Figure out how many lines of the material below contain the word "Resume". Answer with the number only.

Data entries

******************************

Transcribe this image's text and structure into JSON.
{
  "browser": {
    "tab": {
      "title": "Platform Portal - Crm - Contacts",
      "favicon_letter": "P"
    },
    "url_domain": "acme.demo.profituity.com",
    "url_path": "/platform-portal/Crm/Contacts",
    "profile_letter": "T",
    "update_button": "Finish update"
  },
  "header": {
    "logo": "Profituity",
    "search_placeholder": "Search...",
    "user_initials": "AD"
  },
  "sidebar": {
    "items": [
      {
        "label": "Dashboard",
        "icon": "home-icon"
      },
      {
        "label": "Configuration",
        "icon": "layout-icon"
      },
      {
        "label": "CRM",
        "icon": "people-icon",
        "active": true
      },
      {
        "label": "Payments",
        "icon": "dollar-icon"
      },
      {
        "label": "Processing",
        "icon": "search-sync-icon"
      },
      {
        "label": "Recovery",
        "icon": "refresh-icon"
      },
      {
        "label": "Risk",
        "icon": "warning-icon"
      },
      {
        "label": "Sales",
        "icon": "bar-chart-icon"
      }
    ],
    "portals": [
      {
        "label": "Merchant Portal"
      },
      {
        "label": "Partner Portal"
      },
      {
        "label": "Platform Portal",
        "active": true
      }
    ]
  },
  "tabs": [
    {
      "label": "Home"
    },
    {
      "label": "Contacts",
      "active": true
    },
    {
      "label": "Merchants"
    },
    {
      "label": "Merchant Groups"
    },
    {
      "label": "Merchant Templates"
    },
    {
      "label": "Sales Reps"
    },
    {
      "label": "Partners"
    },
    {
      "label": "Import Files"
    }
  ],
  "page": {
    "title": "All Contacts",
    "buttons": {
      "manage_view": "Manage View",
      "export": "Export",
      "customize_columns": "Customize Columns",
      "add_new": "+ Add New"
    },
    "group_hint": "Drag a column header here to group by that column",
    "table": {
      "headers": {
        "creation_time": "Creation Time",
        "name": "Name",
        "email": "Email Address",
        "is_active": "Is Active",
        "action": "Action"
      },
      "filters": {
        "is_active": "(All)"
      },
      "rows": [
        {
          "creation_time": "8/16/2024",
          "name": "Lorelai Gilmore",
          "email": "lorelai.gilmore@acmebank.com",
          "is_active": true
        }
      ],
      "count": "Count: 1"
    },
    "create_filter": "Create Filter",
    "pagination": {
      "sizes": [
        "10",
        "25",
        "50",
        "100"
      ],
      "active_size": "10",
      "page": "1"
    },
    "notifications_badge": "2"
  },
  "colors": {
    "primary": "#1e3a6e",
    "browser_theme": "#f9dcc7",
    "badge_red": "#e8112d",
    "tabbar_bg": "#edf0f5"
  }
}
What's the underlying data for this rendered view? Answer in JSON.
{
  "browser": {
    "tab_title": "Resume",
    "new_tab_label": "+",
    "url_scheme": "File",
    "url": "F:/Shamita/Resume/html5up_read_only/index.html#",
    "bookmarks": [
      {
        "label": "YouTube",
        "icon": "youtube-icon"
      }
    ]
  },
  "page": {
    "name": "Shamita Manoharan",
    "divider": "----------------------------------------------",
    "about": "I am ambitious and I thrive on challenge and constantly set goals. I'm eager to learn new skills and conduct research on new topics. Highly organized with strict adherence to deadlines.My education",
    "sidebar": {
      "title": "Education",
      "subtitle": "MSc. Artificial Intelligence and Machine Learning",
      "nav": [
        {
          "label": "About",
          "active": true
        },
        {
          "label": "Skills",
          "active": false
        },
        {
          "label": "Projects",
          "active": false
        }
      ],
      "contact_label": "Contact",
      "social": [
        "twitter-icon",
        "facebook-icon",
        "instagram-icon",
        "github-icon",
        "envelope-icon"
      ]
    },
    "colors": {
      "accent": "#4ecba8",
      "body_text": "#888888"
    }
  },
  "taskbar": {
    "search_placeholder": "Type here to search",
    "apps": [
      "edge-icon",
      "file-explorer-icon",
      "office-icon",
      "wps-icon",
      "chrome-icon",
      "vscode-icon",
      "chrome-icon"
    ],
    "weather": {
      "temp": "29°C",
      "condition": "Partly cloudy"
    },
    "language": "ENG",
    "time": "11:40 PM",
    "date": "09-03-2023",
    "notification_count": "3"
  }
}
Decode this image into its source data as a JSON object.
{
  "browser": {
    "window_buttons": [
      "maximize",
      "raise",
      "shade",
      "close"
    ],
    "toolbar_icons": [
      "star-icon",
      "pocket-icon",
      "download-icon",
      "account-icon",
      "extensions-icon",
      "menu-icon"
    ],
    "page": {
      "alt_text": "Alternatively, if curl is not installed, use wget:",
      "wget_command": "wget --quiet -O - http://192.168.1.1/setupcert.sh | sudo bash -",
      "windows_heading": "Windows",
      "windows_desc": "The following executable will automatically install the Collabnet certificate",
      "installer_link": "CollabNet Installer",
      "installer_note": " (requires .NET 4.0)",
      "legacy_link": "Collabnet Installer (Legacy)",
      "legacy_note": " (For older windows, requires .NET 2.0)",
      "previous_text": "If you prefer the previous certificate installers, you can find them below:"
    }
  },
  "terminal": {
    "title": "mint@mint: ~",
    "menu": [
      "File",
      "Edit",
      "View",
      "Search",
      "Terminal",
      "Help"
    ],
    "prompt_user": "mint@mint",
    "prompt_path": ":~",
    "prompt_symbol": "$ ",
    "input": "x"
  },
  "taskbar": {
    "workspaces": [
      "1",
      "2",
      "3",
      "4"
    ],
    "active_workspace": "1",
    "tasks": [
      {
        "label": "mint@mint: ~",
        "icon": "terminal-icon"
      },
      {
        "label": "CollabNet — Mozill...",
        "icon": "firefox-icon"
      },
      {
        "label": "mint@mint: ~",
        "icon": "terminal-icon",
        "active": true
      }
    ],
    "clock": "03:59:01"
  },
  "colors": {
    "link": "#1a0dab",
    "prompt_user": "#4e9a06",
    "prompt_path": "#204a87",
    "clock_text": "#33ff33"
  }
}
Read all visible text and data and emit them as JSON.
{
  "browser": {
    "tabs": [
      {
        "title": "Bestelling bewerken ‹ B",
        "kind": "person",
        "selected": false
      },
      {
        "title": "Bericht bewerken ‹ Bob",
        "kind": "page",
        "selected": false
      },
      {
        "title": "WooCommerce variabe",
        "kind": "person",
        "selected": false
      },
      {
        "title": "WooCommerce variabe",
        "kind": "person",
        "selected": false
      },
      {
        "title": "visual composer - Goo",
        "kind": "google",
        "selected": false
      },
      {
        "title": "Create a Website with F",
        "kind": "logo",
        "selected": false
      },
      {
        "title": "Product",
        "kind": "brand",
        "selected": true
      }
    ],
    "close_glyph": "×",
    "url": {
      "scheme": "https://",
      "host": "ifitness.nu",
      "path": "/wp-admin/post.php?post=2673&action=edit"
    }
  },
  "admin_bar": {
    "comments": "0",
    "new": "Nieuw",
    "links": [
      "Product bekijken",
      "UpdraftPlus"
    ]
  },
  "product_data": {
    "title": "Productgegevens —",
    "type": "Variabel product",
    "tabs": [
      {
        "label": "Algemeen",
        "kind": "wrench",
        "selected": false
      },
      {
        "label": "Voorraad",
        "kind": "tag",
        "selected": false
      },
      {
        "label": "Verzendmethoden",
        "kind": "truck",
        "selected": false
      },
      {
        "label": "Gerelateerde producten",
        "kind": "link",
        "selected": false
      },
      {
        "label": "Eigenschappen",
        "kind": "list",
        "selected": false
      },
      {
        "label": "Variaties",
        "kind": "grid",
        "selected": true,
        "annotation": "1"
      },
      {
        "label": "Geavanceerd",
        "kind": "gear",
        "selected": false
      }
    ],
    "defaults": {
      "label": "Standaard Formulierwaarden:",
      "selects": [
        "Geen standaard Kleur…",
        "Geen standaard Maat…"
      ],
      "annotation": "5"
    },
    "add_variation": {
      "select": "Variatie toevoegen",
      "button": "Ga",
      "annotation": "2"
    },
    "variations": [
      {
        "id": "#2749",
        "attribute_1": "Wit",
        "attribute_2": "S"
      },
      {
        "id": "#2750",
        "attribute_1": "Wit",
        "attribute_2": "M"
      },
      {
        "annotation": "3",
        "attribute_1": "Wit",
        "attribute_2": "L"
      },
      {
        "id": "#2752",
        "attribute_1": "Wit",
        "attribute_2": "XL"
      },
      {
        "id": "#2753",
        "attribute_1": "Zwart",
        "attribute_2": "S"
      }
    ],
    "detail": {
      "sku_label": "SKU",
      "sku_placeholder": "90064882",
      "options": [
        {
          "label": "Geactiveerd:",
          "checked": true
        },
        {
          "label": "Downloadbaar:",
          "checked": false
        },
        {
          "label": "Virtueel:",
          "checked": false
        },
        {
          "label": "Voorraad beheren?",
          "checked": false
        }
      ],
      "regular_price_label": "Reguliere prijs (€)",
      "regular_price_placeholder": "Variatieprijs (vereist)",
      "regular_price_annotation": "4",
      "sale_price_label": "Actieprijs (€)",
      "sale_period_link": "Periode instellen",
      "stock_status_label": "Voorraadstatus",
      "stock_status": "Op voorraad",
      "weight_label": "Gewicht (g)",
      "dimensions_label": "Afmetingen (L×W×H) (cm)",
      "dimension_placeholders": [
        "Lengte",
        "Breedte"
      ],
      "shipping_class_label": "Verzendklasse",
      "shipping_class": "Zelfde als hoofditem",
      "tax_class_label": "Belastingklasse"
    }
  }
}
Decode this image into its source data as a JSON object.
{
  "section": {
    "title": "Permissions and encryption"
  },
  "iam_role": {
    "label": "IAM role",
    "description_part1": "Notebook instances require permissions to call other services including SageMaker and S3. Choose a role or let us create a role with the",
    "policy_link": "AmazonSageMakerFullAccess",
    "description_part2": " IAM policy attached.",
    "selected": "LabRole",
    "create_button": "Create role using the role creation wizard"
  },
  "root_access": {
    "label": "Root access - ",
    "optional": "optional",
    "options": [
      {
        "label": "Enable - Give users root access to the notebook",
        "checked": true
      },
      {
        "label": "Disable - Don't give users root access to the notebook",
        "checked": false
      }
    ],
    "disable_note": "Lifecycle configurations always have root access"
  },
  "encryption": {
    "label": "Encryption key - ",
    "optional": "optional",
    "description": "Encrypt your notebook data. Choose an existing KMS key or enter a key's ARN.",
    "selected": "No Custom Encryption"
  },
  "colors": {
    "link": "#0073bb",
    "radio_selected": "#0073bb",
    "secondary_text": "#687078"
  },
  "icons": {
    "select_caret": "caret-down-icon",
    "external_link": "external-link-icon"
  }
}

******************************

● **Response**: 2